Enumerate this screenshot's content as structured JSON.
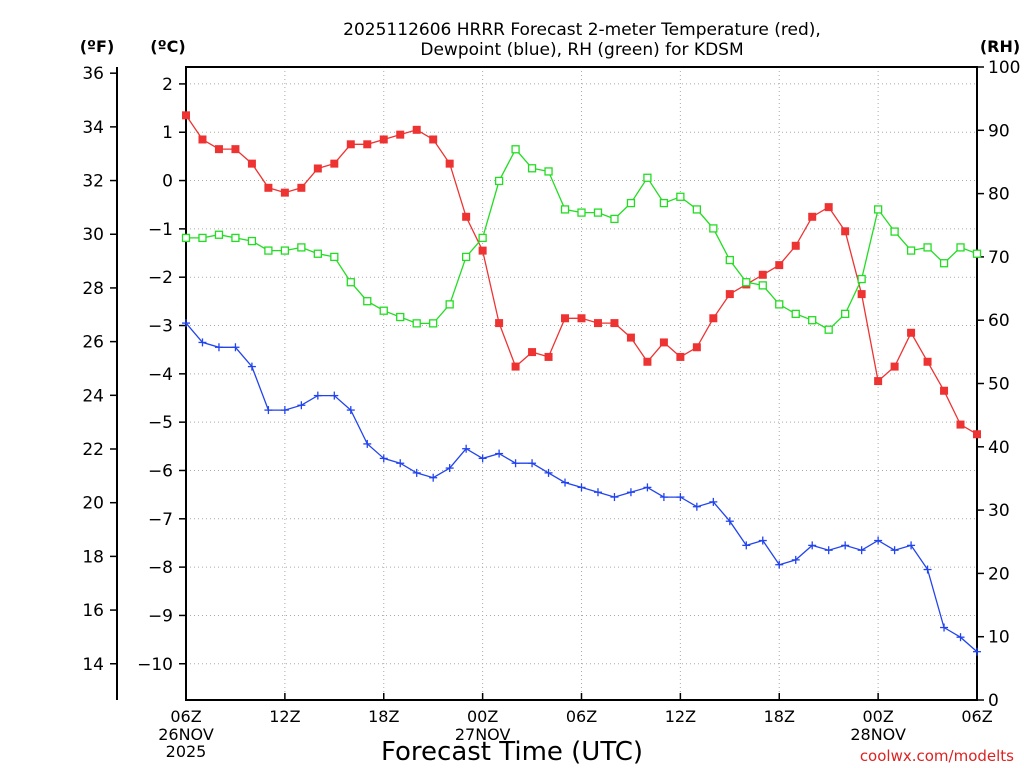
{
  "chart_data": {
    "type": "line",
    "title_line1": "2025112606 HRRR Forecast 2-meter Temperature (red),",
    "title_line2": "Dewpoint (blue), RH (green) for KDSM",
    "axis_labels": {
      "fahrenheit": "(ºF)",
      "celsius": "(ºC)",
      "rh": "(RH)"
    },
    "xlabel": "Forecast Time (UTC)",
    "credit": "coolwx.com/modelts",
    "x_hours_range": [
      0,
      48
    ],
    "celsius_range": [
      -10.75,
      2.35
    ],
    "fahrenheit_ticks": [
      14,
      16,
      18,
      20,
      22,
      24,
      26,
      28,
      30,
      32,
      34,
      36
    ],
    "celsius_ticks": [
      -10,
      -9,
      -8,
      -7,
      -6,
      -5,
      -4,
      -3,
      -2,
      -1,
      0,
      1,
      2
    ],
    "rh_ticks": [
      0,
      10,
      20,
      30,
      40,
      50,
      60,
      70,
      80,
      90,
      100
    ],
    "x_ticks": [
      {
        "h": 0,
        "label": "06Z",
        "sub1": "26NOV",
        "sub2": "2025"
      },
      {
        "h": 6,
        "label": "12Z"
      },
      {
        "h": 12,
        "label": "18Z"
      },
      {
        "h": 18,
        "label": "00Z",
        "sub1": "27NOV"
      },
      {
        "h": 24,
        "label": "06Z"
      },
      {
        "h": 30,
        "label": "12Z"
      },
      {
        "h": 36,
        "label": "18Z"
      },
      {
        "h": 42,
        "label": "00Z",
        "sub1": "28NOV"
      },
      {
        "h": 48,
        "label": "06Z"
      }
    ],
    "series": [
      {
        "name": "Temperature (°C)",
        "axis": "celsius",
        "color": "#ee3333",
        "marker": "filled-square",
        "values": [
          1.35,
          0.85,
          0.65,
          0.65,
          0.35,
          -0.15,
          -0.25,
          -0.15,
          0.25,
          0.35,
          0.75,
          0.75,
          0.85,
          0.95,
          1.05,
          0.85,
          0.35,
          -0.75,
          -1.45,
          -2.95,
          -3.85,
          -3.55,
          -3.65,
          -2.85,
          -2.85,
          -2.95,
          -2.95,
          -3.25,
          -3.75,
          -3.35,
          -3.65,
          -3.45,
          -2.85,
          -2.35,
          -2.15,
          -1.95,
          -1.75,
          -1.35,
          -0.75,
          -0.55,
          -1.05,
          -2.35,
          -4.15,
          -3.85,
          -3.15,
          -3.75,
          -4.35,
          -5.05,
          -5.25
        ]
      },
      {
        "name": "Dewpoint (°C)",
        "axis": "celsius",
        "color": "#2244ee",
        "marker": "plus",
        "values": [
          -2.95,
          -3.35,
          -3.45,
          -3.45,
          -3.85,
          -4.75,
          -4.75,
          -4.65,
          -4.45,
          -4.45,
          -4.75,
          -5.45,
          -5.75,
          -5.85,
          -6.05,
          -6.15,
          -5.95,
          -5.55,
          -5.75,
          -5.65,
          -5.85,
          -5.85,
          -6.05,
          -6.25,
          -6.35,
          -6.45,
          -6.55,
          -6.45,
          -6.35,
          -6.55,
          -6.55,
          -6.75,
          -6.65,
          -7.05,
          -7.55,
          -7.45,
          -7.95,
          -7.85,
          -7.55,
          -7.65,
          -7.55,
          -7.65,
          -7.45,
          -7.65,
          -7.55,
          -8.05,
          -9.25,
          -9.45,
          -9.75
        ]
      },
      {
        "name": "RH (%)",
        "axis": "rh",
        "color": "#22dd22",
        "marker": "open-square",
        "values": [
          73,
          73,
          73.5,
          73,
          72.5,
          71,
          71,
          71.5,
          70.5,
          70,
          66,
          63,
          61.5,
          60.5,
          59.5,
          59.5,
          62.5,
          70,
          73,
          82,
          87,
          84,
          83.5,
          77.5,
          77,
          77,
          76,
          78.5,
          82.5,
          78.5,
          79.5,
          77.5,
          74.5,
          69.5,
          66,
          65.5,
          62.5,
          61,
          60,
          58.5,
          61,
          66.5,
          77.5,
          74,
          71,
          71.5,
          69,
          71.5,
          70.5
        ]
      }
    ]
  }
}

+ + + + +

Aim of the task: Of the lines in the material above, state how many contain the string "color"; give no other text.

Solution for this exercise: 3